Directive =
Find every line in the records that holds the string "رفضها". Copy each one.

╭─ Given entries

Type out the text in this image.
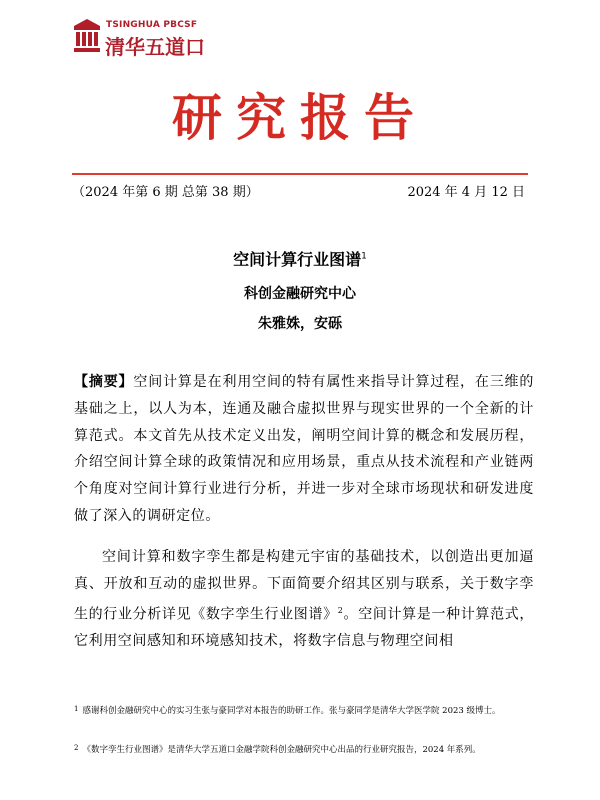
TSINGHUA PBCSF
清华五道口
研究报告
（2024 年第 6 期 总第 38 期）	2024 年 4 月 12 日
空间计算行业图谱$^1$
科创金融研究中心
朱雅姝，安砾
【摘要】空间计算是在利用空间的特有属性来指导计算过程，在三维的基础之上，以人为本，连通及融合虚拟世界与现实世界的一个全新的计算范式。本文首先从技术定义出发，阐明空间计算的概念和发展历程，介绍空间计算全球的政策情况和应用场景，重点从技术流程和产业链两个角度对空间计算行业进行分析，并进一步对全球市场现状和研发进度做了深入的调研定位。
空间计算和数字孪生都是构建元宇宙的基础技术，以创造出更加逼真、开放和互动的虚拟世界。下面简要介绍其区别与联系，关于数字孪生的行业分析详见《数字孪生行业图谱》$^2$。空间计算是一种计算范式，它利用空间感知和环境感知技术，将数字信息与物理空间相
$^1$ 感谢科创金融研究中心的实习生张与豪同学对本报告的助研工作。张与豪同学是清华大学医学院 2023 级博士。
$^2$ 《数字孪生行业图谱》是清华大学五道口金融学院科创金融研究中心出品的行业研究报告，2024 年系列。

╰─
╭─ Given entries

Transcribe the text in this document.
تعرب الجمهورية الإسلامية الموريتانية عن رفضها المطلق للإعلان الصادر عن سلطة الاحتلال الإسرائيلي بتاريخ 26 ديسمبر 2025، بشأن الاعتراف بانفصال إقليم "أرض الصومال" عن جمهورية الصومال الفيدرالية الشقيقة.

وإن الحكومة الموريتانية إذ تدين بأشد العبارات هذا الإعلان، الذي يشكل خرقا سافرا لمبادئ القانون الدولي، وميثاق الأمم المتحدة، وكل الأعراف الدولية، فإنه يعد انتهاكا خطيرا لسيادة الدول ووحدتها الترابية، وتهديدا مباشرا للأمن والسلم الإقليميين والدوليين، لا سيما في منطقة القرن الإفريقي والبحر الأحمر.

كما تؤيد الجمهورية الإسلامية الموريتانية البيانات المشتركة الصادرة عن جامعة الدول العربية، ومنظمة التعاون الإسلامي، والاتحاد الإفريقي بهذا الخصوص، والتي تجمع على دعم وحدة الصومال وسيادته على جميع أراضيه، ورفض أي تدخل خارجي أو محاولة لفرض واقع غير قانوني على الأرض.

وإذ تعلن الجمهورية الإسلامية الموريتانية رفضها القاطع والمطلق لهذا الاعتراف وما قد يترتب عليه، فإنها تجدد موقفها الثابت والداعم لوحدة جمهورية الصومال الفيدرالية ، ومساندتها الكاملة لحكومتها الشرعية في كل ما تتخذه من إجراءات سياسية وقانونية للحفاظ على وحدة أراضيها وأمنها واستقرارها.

╰─

Reply to the task =
تعرب الجمهورية الإسلامية الموريتانية عن رفضها المطلق للإعلان الصادر عن سلطة الاحتلال الإسرائيلي بتاريخ 26 ديسمبر 2025، بشأن الاعتراف بانفصال إقليم "أرض الصومال" عن جمهورية الصومال الفيدرالية الشقيقة.
وإذ تعلن الجمهورية الإسلامية الموريتانية رفضها القاطع والمطلق لهذا الاعتراف وما قد يترتب عليه، فإنها تجدد موقفها الثابت والداعم لوحدة جمهورية الصومال الفيدرالية ، ومساندتها الكاملة لحكومتها الشرعية في كل ما تتخذه من إجراءات سياسية وقانونية للحفاظ على وحدة أراضيها وأمنها واستقرارها.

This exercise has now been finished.